> [Record excerpts]

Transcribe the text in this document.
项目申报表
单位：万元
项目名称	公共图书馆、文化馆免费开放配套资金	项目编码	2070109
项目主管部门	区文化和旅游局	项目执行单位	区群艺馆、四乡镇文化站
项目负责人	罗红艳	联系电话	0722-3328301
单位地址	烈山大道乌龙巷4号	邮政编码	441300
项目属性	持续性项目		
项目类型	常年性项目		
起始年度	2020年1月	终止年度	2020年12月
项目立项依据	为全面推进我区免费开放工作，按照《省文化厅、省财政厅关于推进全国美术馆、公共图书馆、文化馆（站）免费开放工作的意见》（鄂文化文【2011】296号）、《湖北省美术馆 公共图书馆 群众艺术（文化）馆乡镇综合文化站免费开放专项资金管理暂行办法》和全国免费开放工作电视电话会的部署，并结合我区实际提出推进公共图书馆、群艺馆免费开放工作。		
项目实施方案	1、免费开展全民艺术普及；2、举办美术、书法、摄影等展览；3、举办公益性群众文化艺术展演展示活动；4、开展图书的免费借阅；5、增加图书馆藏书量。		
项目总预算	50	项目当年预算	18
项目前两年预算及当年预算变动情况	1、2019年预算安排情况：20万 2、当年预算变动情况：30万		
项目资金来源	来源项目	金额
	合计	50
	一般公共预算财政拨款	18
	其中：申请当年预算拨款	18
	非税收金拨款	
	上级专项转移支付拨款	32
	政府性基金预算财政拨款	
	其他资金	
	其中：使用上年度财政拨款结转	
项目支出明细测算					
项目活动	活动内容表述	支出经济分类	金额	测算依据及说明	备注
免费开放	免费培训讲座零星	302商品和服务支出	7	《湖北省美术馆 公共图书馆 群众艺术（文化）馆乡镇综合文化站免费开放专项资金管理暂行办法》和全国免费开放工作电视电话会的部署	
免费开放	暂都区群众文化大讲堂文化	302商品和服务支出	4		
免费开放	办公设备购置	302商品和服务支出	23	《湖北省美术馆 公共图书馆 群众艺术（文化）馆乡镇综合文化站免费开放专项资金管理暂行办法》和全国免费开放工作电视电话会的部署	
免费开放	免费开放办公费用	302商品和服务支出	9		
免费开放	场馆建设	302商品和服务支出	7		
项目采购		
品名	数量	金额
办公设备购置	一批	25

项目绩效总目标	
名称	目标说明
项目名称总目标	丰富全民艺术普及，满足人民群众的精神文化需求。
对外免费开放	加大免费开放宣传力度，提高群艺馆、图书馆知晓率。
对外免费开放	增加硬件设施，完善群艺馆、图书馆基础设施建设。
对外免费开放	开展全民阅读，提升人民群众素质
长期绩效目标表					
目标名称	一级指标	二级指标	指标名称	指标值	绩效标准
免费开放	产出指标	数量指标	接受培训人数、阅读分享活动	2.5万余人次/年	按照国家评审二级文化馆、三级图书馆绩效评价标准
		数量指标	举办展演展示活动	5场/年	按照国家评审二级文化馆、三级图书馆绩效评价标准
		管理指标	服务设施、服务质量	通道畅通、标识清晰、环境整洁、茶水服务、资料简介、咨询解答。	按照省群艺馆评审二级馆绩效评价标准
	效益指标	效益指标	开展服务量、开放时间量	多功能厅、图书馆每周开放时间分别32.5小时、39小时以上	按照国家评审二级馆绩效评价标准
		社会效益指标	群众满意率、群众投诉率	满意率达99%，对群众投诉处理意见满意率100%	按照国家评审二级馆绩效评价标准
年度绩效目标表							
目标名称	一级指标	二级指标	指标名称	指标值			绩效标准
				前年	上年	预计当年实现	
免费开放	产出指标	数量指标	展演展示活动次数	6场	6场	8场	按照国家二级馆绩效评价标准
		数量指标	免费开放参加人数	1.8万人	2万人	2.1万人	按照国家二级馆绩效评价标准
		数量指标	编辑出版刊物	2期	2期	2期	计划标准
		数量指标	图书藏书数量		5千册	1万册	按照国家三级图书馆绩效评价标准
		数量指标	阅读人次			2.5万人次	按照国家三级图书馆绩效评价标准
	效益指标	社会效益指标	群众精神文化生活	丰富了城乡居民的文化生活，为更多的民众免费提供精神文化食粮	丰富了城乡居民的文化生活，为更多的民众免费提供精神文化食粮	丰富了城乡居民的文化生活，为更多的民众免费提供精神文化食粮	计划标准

> [Problem to work on] Each line must be given again exactly as written above.

> [Task result]
Transcribe the text in this document.
项目申报表
单位：万元
项目名称	公共图书馆、文化馆免费开放配套资金	项目编码	2070109
项目主管部门	区文化和旅游局	项目执行单位	区群艺馆、四乡镇文化站
项目负责人	罗红艳	联系电话	0722-3328301
单位地址	烈山大道乌龙巷4号	邮政编码	441300
项目属性	持续性项目		
项目类型	常年性项目		
起始年度	2020年1月	终止年度	2020年12月
项目立项依据	为全面推进我区免费开放工作，按照《省文化厅、省财政厅关于推进全国美术馆、公共图书馆、文化馆（站）免费开放工作的意见》（鄂文化文【2011】296号）、《湖北省美术馆 公共图书馆 群众艺术（文化）馆乡镇综合文化站免费开放专项资金管理暂行办法》和全国免费开放工作电视电话会的部署，并结合我区实际提出推进公共图书馆、群艺馆免费开放工作。		
项目实施方案	1、免费开展全民艺术普及；2、举办美术、书法、摄影等展览；3、举办公益性群众文化艺术展演展示活动；4、开展图书的免费借阅；5、增加图书馆藏书量。		
项目总预算	50	项目当年预算	18
项目前两年预算及当年预算变动情况	1、2019年预算安排情况：20万 2、当年预算变动情况：30万		
项目资金来源	来源项目	金额
	合计	50
	一般公共预算财政拨款	18
	其中：申请当年预算拨款	18
	非税收金拨款	
	上级专项转移支付拨款	32
	政府性基金预算财政拨款	
	其他资金	
	其中：使用上年度财政拨款结转	
项目支出明细测算					
项目活动	活动内容表述	支出经济分类	金额	测算依据及说明	备注
免费开放	免费培训讲座零星	302商品和服务支出	7	《湖北省美术馆 公共图书馆 群众艺术（文化）馆乡镇综合文化站免费开放专项资金管理暂行办法》和全国免费开放工作电视电话会的部署	
免费开放	暂都区群众文化大讲堂文化	302商品和服务支出	4		
免费开放	办公设备购置	302商品和服务支出	23	《湖北省美术馆 公共图书馆 群众艺术（文化）馆乡镇综合文化站免费开放专项资金管理暂行办法》和全国免费开放工作电视电话会的部署	
免费开放	免费开放办公费用	302商品和服务支出	9		
免费开放	场馆建设	302商品和服务支出	7		
项目采购		
品名	数量	金额
办公设备购置	一批	25

项目绩效总目标	
名称	目标说明
项目名称总目标	丰富全民艺术普及，满足人民群众的精神文化需求。
对外免费开放	加大免费开放宣传力度，提高群艺馆、图书馆知晓率。
对外免费开放	增加硬件设施，完善群艺馆、图书馆基础设施建设。
对外免费开放	开展全民阅读，提升人民群众素质
长期绩效目标表					
目标名称	一级指标	二级指标	指标名称	指标值	绩效标准
免费开放	产出指标	数量指标	接受培训人数、阅读分享活动	2.5万余人次/年	按照国家评审二级文化馆、三级图书馆绩效评价标准
		数量指标	举办展演展示活动	5场/年	按照国家评审二级文化馆、三级图书馆绩效评价标准
		管理指标	服务设施、服务质量	通道畅通、标识清晰、环境整洁、茶水服务、资料简介、咨询解答。	按照省群艺馆评审二级馆绩效评价标准
	效益指标	效益指标	开展服务量、开放时间量	多功能厅、图书馆每周开放时间分别32.5小时、39小时以上	按照国家评审二级馆绩效评价标准
		社会效益指标	群众满意率、群众投诉率	满意率达99%，对群众投诉处理意见满意率100%	按照国家评审二级馆绩效评价标准
年度绩效目标表							
目标名称	一级指标	二级指标	指标名称	指标值			绩效标准
				前年	上年	预计当年实现	
免费开放	产出指标	数量指标	展演展示活动次数	6场	6场	8场	按照国家二级馆绩效评价标准
		数量指标	免费开放参加人数	1.8万人	2万人	2.1万人	按照国家二级馆绩效评价标准
		数量指标	编辑出版刊物	2期	2期	2期	计划标准
		数量指标	图书藏书数量		5千册	1万册	按照国家三级图书馆绩效评价标准
		数量指标	阅读人次			2.5万人次	按照国家三级图书馆绩效评价标准
	效益指标	社会效益指标	群众精神文化生活	丰富了城乡居民的文化生活，为更多的民众免费提供精神文化食粮	丰富了城乡居民的文化生活，为更多的民众免费提供精神文化食粮	丰富了城乡居民的文化生活，为更多的民众免费提供精神文化食粮	计划标准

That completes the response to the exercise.